■ Listed entries
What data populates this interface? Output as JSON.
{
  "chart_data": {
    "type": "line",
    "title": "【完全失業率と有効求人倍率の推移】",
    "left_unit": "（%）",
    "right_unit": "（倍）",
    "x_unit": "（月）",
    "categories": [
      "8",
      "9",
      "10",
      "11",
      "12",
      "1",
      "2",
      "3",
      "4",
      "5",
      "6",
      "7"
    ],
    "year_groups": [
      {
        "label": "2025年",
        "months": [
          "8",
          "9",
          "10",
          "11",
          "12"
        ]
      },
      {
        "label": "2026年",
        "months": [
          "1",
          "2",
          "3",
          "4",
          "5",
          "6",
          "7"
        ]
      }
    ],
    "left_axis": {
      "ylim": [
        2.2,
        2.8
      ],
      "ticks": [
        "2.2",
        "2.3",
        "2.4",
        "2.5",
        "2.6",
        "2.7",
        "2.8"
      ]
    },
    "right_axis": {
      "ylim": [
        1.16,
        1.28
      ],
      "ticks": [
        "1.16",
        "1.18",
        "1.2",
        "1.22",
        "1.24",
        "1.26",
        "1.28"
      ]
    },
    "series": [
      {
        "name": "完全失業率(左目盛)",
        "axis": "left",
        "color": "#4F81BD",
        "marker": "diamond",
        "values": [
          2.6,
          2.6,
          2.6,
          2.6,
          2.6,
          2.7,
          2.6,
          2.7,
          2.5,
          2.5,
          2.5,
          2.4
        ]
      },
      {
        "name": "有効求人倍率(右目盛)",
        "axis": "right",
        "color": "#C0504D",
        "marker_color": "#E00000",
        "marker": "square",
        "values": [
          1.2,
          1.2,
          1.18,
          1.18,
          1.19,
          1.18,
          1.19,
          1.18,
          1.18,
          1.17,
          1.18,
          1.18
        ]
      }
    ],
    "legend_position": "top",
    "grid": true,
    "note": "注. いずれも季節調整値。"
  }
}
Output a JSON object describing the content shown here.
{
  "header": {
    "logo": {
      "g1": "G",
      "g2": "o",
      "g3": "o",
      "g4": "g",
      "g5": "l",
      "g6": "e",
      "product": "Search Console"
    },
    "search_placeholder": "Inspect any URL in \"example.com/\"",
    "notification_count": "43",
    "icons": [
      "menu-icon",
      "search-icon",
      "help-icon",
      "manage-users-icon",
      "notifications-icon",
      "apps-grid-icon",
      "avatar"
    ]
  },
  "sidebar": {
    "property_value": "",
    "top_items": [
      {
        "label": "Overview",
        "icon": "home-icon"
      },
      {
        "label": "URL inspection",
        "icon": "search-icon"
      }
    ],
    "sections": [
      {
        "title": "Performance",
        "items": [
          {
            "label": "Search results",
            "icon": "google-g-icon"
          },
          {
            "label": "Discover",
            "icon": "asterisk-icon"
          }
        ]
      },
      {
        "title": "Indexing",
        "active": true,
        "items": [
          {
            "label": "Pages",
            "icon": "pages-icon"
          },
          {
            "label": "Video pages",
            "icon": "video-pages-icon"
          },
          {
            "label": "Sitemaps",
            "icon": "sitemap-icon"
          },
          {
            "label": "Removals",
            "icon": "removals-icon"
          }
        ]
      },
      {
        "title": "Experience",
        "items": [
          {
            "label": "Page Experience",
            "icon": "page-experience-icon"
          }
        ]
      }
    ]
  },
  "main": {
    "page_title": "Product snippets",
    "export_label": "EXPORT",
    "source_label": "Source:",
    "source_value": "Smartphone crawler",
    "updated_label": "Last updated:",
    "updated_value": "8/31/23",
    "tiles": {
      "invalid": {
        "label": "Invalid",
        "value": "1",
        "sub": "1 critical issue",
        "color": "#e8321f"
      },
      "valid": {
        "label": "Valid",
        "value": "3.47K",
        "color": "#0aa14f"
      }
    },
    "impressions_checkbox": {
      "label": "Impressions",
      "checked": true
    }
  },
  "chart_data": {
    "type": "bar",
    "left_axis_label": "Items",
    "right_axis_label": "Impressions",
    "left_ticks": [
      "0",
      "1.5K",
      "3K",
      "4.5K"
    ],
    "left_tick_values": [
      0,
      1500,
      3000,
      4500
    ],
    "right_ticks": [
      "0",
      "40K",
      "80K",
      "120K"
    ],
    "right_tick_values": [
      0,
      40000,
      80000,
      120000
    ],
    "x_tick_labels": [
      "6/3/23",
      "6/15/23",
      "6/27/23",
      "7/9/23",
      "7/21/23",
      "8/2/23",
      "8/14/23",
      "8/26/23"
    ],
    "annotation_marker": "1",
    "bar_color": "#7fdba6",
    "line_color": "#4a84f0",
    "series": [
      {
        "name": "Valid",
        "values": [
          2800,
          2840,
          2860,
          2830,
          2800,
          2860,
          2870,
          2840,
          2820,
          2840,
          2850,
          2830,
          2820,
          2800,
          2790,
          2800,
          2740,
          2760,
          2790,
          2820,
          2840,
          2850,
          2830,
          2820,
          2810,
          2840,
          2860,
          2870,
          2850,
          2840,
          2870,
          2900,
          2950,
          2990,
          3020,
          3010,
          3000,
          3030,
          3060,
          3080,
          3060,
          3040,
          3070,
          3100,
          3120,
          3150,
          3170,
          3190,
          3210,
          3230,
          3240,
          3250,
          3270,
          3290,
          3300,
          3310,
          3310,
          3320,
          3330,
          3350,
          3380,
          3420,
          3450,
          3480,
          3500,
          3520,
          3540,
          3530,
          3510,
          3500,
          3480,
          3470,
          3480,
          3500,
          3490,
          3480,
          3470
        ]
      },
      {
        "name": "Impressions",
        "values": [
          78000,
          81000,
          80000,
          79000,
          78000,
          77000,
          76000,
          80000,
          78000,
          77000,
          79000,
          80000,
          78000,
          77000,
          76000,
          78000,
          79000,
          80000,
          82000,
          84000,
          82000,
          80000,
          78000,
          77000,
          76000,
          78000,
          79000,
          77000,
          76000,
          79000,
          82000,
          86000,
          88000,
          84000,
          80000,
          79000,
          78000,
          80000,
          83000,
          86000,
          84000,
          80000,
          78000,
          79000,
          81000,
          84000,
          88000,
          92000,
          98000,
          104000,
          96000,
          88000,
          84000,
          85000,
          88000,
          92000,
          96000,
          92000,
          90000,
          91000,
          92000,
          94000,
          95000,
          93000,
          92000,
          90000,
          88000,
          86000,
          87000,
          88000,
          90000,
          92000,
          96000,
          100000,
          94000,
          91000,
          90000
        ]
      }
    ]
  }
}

■ Short exercise
Quote each line above in full, word for word.

■ Response to the task
What data populates this interface? Output as JSON.
{
  "chart_data": {
    "type": "line",
    "title": "【完全失業率と有効求人倍率の推移】",
    "left_unit": "（%）",
    "right_unit": "（倍）",
    "x_unit": "（月）",
    "categories": [
      "8",
      "9",
      "10",
      "11",
      "12",
      "1",
      "2",
      "3",
      "4",
      "5",
      "6",
      "7"
    ],
    "year_groups": [
      {
        "label": "2025年",
        "months": [
          "8",
          "9",
          "10",
          "11",
          "12"
        ]
      },
      {
        "label": "2026年",
        "months": [
          "1",
          "2",
          "3",
          "4",
          "5",
          "6",
          "7"
        ]
      }
    ],
    "left_axis": {
      "ylim": [
        2.2,
        2.8
      ],
      "ticks": [
        "2.2",
        "2.3",
        "2.4",
        "2.5",
        "2.6",
        "2.7",
        "2.8"
      ]
    },
    "right_axis": {
      "ylim": [
        1.16,
        1.28
      ],
      "ticks": [
        "1.16",
        "1.18",
        "1.2",
        "1.22",
        "1.24",
        "1.26",
        "1.28"
      ]
    },
    "series": [
      {
        "name": "完全失業率(左目盛)",
        "axis": "left",
        "color": "#4F81BD",
        "marker": "diamond",
        "values": [
          2.6,
          2.6,
          2.6,
          2.6,
          2.6,
          2.7,
          2.6,
          2.7,
          2.5,
          2.5,
          2.5,
          2.4
        ]
      },
      {
        "name": "有効求人倍率(右目盛)",
        "axis": "right",
        "color": "#C0504D",
        "marker_color": "#E00000",
        "marker": "square",
        "values": [
          1.2,
          1.2,
          1.18,
          1.18,
          1.19,
          1.18,
          1.19,
          1.18,
          1.18,
          1.17,
          1.18,
          1.18
        ]
      }
    ],
    "legend_position": "top",
    "grid": true,
    "note": "注. いずれも季節調整値。"
  }
}
Output a JSON object describing the content shown here.
{
  "header": {
    "logo": {
      "g1": "G",
      "g2": "o",
      "g3": "o",
      "g4": "g",
      "g5": "l",
      "g6": "e",
      "product": "Search Console"
    },
    "search_placeholder": "Inspect any URL in \"example.com/\"",
    "notification_count": "43",
    "icons": [
      "menu-icon",
      "search-icon",
      "help-icon",
      "manage-users-icon",
      "notifications-icon",
      "apps-grid-icon",
      "avatar"
    ]
  },
  "sidebar": {
    "property_value": "",
    "top_items": [
      {
        "label": "Overview",
        "icon": "home-icon"
      },
      {
        "label": "URL inspection",
        "icon": "search-icon"
      }
    ],
    "sections": [
      {
        "title": "Performance",
        "items": [
          {
            "label": "Search results",
            "icon": "google-g-icon"
          },
          {
            "label": "Discover",
            "icon": "asterisk-icon"
          }
        ]
      },
      {
        "title": "Indexing",
        "active": true,
        "items": [
          {
            "label": "Pages",
            "icon": "pages-icon"
          },
          {
            "label": "Video pages",
            "icon": "video-pages-icon"
          },
          {
            "label": "Sitemaps",
            "icon": "sitemap-icon"
          },
          {
            "label": "Removals",
            "icon": "removals-icon"
          }
        ]
      },
      {
        "title": "Experience",
        "items": [
          {
            "label": "Page Experience",
            "icon": "page-experience-icon"
          }
        ]
      }
    ]
  },
  "main": {
    "page_title": "Product snippets",
    "export_label": "EXPORT",
    "source_label": "Source:",
    "source_value": "Smartphone crawler",
    "updated_label": "Last updated:",
    "updated_value": "8/31/23",
    "tiles": {
      "invalid": {
        "label": "Invalid",
        "value": "1",
        "sub": "1 critical issue",
        "color": "#e8321f"
      },
      "valid": {
        "label": "Valid",
        "value": "3.47K",
        "color": "#0aa14f"
      }
    },
    "impressions_checkbox": {
      "label": "Impressions",
      "checked": true
    }
  },
  "chart_data": {
    "type": "bar",
    "left_axis_label": "Items",
    "right_axis_label": "Impressions",
    "left_ticks": [
      "0",
      "1.5K",
      "3K",
      "4.5K"
    ],
    "left_tick_values": [
      0,
      1500,
      3000,
      4500
    ],
    "right_ticks": [
      "0",
      "40K",
      "80K",
      "120K"
    ],
    "right_tick_values": [
      0,
      40000,
      80000,
      120000
    ],
    "x_tick_labels": [
      "6/3/23",
      "6/15/23",
      "6/27/23",
      "7/9/23",
      "7/21/23",
      "8/2/23",
      "8/14/23",
      "8/26/23"
    ],
    "annotation_marker": "1",
    "bar_color": "#7fdba6",
    "line_color": "#4a84f0",
    "series": [
      {
        "name": "Valid",
        "values": [
          2800,
          2840,
          2860,
          2830,
          2800,
          2860,
          2870,
          2840,
          2820,
          2840,
          2850,
          2830,
          2820,
          2800,
          2790,
          2800,
          2740,
          2760,
          2790,
          2820,
          2840,
          2850,
          2830,
          2820,
          2810,
          2840,
          2860,
          2870,
          2850,
          2840,
          2870,
          2900,
          2950,
          2990,
          3020,
          3010,
          3000,
          3030,
          3060,
          3080,
          3060,
          3040,
          3070,
          3100,
          3120,
          3150,
          3170,
          3190,
          3210,
          3230,
          3240,
          3250,
          3270,
          3290,
          3300,
          3310,
          3310,
          3320,
          3330,
          3350,
          3380,
          3420,
          3450,
          3480,
          3500,
          3520,
          3540,
          3530,
          3510,
          3500,
          3480,
          3470,
          3480,
          3500,
          3490,
          3480,
          3470
        ]
      },
      {
        "name": "Impressions",
        "values": [
          78000,
          81000,
          80000,
          79000,
          78000,
          77000,
          76000,
          80000,
          78000,
          77000,
          79000,
          80000,
          78000,
          77000,
          76000,
          78000,
          79000,
          80000,
          82000,
          84000,
          82000,
          80000,
          78000,
          77000,
          76000,
          78000,
          79000,
          77000,
          76000,
          79000,
          82000,
          86000,
          88000,
          84000,
          80000,
          79000,
          78000,
          80000,
          83000,
          86000,
          84000,
          80000,
          78000,
          79000,
          81000,
          84000,
          88000,
          92000,
          98000,
          104000,
          96000,
          88000,
          84000,
          85000,
          88000,
          92000,
          96000,
          92000,
          90000,
          91000,
          92000,
          94000,
          95000,
          93000,
          92000,
          90000,
          88000,
          86000,
          87000,
          88000,
          90000,
          92000,
          96000,
          100000,
          94000,
          91000,
          90000
        ]
      }
    ]
  }
}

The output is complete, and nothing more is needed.